## START DATASET ROWS

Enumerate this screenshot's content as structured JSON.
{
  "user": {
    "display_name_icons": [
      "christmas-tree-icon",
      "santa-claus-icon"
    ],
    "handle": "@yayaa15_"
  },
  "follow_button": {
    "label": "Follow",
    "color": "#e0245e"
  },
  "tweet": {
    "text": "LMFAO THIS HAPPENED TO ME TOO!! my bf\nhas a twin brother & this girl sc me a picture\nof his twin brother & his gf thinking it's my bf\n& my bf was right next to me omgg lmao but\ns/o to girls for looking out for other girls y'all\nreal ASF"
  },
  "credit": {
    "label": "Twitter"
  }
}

## END DATASET ROWS

### EXERCISE DIRECTIONS
Produce an exact copy of all the records.

### FINISHED ANSWER
Enumerate this screenshot's content as structured JSON.
{
  "user": {
    "display_name_icons": [
      "christmas-tree-icon",
      "santa-claus-icon"
    ],
    "handle": "@yayaa15_"
  },
  "follow_button": {
    "label": "Follow",
    "color": "#e0245e"
  },
  "tweet": {
    "text": "LMFAO THIS HAPPENED TO ME TOO!! my bf\nhas a twin brother & this girl sc me a picture\nof his twin brother & his gf thinking it's my bf\n& my bf was right next to me omgg lmao but\ns/o to girls for looking out for other girls y'all\nreal ASF"
  },
  "credit": {
    "label": "Twitter"
  }
}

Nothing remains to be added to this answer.